--- BEGIN ---
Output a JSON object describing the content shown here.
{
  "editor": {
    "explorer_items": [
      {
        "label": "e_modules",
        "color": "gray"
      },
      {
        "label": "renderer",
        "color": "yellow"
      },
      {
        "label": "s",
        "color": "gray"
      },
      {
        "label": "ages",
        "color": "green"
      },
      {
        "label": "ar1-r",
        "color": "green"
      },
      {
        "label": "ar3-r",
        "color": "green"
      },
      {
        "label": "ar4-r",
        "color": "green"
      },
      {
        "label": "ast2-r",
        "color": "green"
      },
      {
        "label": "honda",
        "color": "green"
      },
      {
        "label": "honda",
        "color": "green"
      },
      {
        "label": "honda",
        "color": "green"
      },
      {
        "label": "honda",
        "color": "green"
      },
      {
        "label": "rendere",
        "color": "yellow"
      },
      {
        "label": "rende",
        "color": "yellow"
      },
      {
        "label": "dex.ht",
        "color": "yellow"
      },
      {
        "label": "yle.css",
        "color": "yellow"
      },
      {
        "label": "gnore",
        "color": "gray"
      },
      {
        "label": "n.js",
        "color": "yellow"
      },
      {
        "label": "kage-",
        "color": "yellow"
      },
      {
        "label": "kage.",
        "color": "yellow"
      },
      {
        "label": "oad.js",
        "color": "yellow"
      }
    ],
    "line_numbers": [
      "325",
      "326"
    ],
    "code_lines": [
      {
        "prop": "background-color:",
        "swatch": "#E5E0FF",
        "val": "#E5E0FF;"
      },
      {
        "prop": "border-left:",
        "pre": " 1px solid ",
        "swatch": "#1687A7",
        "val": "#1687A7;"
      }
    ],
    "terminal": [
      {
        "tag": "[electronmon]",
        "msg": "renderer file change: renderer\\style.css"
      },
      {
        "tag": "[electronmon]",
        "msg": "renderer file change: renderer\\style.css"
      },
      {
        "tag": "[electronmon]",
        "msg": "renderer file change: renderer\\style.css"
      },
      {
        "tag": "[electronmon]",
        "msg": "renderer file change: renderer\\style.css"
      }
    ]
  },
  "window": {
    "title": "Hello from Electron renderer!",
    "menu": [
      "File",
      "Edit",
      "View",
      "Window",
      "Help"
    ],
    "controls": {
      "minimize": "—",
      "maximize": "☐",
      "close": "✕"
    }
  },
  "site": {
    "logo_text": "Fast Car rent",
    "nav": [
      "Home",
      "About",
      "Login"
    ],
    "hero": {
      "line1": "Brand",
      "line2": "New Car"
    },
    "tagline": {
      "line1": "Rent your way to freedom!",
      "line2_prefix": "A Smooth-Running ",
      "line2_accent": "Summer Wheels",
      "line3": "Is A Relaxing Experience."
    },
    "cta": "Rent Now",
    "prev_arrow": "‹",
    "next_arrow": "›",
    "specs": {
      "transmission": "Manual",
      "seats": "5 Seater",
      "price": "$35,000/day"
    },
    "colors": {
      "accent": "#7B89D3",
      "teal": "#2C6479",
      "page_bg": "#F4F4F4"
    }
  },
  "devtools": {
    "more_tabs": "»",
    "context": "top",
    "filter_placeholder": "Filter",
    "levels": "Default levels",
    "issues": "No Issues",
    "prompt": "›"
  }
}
--- END ---
» WHAT IS NEEDED: Only lines with the word "prop" are wanted, so copy each one from the records.

» ANSWER TO THIS EXERCISE:
        "prop": "background-color:",
        "prop": "border-left:",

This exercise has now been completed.